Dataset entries
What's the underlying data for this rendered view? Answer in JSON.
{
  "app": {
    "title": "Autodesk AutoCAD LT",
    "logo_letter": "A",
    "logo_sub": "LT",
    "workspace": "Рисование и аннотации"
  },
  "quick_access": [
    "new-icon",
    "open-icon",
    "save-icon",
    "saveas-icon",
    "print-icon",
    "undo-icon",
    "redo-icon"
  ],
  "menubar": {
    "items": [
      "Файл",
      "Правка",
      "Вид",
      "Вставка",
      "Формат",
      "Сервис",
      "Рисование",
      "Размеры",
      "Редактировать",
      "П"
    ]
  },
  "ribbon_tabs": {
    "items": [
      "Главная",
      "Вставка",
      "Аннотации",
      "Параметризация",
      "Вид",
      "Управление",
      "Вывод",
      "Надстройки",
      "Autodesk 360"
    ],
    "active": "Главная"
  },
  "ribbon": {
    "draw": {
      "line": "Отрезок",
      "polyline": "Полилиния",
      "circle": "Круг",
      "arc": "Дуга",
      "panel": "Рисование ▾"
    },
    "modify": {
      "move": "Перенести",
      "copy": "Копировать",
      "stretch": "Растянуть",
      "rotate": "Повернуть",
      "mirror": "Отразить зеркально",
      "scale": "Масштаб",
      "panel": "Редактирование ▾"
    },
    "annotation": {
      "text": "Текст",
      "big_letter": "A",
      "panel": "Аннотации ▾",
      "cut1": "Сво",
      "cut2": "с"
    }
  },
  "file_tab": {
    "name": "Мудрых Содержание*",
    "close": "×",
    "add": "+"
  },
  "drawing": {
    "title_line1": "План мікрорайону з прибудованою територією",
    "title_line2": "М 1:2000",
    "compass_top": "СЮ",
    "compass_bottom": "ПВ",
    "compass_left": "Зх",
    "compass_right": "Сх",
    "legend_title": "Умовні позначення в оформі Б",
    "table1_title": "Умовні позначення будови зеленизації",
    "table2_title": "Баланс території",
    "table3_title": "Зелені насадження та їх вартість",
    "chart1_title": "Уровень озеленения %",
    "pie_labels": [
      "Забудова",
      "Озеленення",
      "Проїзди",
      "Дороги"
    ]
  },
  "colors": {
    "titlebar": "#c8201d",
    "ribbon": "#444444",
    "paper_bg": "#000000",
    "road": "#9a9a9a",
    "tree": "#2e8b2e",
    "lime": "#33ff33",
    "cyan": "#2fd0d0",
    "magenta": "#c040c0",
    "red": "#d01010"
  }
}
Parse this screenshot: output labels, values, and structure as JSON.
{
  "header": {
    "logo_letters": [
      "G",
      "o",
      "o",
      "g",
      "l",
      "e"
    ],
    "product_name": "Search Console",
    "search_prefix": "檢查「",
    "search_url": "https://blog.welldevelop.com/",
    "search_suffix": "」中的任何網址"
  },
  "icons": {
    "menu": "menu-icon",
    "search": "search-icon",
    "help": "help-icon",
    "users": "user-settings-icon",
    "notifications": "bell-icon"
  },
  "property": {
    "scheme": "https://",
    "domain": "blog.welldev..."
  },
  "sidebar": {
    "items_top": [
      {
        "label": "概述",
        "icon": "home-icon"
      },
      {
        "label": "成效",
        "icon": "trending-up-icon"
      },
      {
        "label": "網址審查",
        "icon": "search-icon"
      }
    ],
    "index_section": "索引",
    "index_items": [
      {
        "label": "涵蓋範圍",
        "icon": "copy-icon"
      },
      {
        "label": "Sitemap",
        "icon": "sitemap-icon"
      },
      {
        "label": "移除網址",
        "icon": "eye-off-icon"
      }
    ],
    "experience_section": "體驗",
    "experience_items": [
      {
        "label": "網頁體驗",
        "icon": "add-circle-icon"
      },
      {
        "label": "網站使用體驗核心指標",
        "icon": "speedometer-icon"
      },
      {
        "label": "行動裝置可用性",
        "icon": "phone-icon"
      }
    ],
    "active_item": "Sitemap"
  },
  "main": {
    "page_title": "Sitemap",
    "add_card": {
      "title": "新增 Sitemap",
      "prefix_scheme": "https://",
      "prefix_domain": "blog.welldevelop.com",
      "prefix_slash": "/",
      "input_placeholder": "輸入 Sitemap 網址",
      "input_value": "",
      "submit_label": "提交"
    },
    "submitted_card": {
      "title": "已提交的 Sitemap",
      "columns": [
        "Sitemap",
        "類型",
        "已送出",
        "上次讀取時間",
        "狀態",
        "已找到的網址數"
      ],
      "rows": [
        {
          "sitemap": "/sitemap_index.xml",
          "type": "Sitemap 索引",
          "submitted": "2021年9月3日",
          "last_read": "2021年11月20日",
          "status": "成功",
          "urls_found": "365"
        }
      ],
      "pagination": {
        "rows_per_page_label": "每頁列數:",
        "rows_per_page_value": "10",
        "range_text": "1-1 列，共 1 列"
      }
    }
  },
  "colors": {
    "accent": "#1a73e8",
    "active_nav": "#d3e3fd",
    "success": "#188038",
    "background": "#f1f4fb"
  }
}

◆ **Problem to solve**
Retype each record exactly, leaving nothing out.

◆ **Solution to this problem**
What's the underlying data for this rendered view? Answer in JSON.
{
  "app": {
    "title": "Autodesk AutoCAD LT",
    "logo_letter": "A",
    "logo_sub": "LT",
    "workspace": "Рисование и аннотации"
  },
  "quick_access": [
    "new-icon",
    "open-icon",
    "save-icon",
    "saveas-icon",
    "print-icon",
    "undo-icon",
    "redo-icon"
  ],
  "menubar": {
    "items": [
      "Файл",
      "Правка",
      "Вид",
      "Вставка",
      "Формат",
      "Сервис",
      "Рисование",
      "Размеры",
      "Редактировать",
      "П"
    ]
  },
  "ribbon_tabs": {
    "items": [
      "Главная",
      "Вставка",
      "Аннотации",
      "Параметризация",
      "Вид",
      "Управление",
      "Вывод",
      "Надстройки",
      "Autodesk 360"
    ],
    "active": "Главная"
  },
  "ribbon": {
    "draw": {
      "line": "Отрезок",
      "polyline": "Полилиния",
      "circle": "Круг",
      "arc": "Дуга",
      "panel": "Рисование ▾"
    },
    "modify": {
      "move": "Перенести",
      "copy": "Копировать",
      "stretch": "Растянуть",
      "rotate": "Повернуть",
      "mirror": "Отразить зеркально",
      "scale": "Масштаб",
      "panel": "Редактирование ▾"
    },
    "annotation": {
      "text": "Текст",
      "big_letter": "A",
      "panel": "Аннотации ▾",
      "cut1": "Сво",
      "cut2": "с"
    }
  },
  "file_tab": {
    "name": "Мудрых Содержание*",
    "close": "×",
    "add": "+"
  },
  "drawing": {
    "title_line1": "План мікрорайону з прибудованою територією",
    "title_line2": "М 1:2000",
    "compass_top": "СЮ",
    "compass_bottom": "ПВ",
    "compass_left": "Зх",
    "compass_right": "Сх",
    "legend_title": "Умовні позначення в оформі Б",
    "table1_title": "Умовні позначення будови зеленизації",
    "table2_title": "Баланс території",
    "table3_title": "Зелені насадження та їх вартість",
    "chart1_title": "Уровень озеленения %",
    "pie_labels": [
      "Забудова",
      "Озеленення",
      "Проїзди",
      "Дороги"
    ]
  },
  "colors": {
    "titlebar": "#c8201d",
    "ribbon": "#444444",
    "paper_bg": "#000000",
    "road": "#9a9a9a",
    "tree": "#2e8b2e",
    "lime": "#33ff33",
    "cyan": "#2fd0d0",
    "magenta": "#c040c0",
    "red": "#d01010"
  }
}
Parse this screenshot: output labels, values, and structure as JSON.
{
  "header": {
    "logo_letters": [
      "G",
      "o",
      "o",
      "g",
      "l",
      "e"
    ],
    "product_name": "Search Console",
    "search_prefix": "檢查「",
    "search_url": "https://blog.welldevelop.com/",
    "search_suffix": "」中的任何網址"
  },
  "icons": {
    "menu": "menu-icon",
    "search": "search-icon",
    "help": "help-icon",
    "users": "user-settings-icon",
    "notifications": "bell-icon"
  },
  "property": {
    "scheme": "https://",
    "domain": "blog.welldev..."
  },
  "sidebar": {
    "items_top": [
      {
        "label": "概述",
        "icon": "home-icon"
      },
      {
        "label": "成效",
        "icon": "trending-up-icon"
      },
      {
        "label": "網址審查",
        "icon": "search-icon"
      }
    ],
    "index_section": "索引",
    "index_items": [
      {
        "label": "涵蓋範圍",
        "icon": "copy-icon"
      },
      {
        "label": "Sitemap",
        "icon": "sitemap-icon"
      },
      {
        "label": "移除網址",
        "icon": "eye-off-icon"
      }
    ],
    "experience_section": "體驗",
    "experience_items": [
      {
        "label": "網頁體驗",
        "icon": "add-circle-icon"
      },
      {
        "label": "網站使用體驗核心指標",
        "icon": "speedometer-icon"
      },
      {
        "label": "行動裝置可用性",
        "icon": "phone-icon"
      }
    ],
    "active_item": "Sitemap"
  },
  "main": {
    "page_title": "Sitemap",
    "add_card": {
      "title": "新增 Sitemap",
      "prefix_scheme": "https://",
      "prefix_domain": "blog.welldevelop.com",
      "prefix_slash": "/",
      "input_placeholder": "輸入 Sitemap 網址",
      "input_value": "",
      "submit_label": "提交"
    },
    "submitted_card": {
      "title": "已提交的 Sitemap",
      "columns": [
        "Sitemap",
        "類型",
        "已送出",
        "上次讀取時間",
        "狀態",
        "已找到的網址數"
      ],
      "rows": [
        {
          "sitemap": "/sitemap_index.xml",
          "type": "Sitemap 索引",
          "submitted": "2021年9月3日",
          "last_read": "2021年11月20日",
          "status": "成功",
          "urls_found": "365"
        }
      ],
      "pagination": {
        "rows_per_page_label": "每頁列數:",
        "rows_per_page_value": "10",
        "range_text": "1-1 列，共 1 列"
      }
    }
  },
  "colors": {
    "accent": "#1a73e8",
    "active_nav": "#d3e3fd",
    "success": "#188038",
    "background": "#f1f4fb"
  }
}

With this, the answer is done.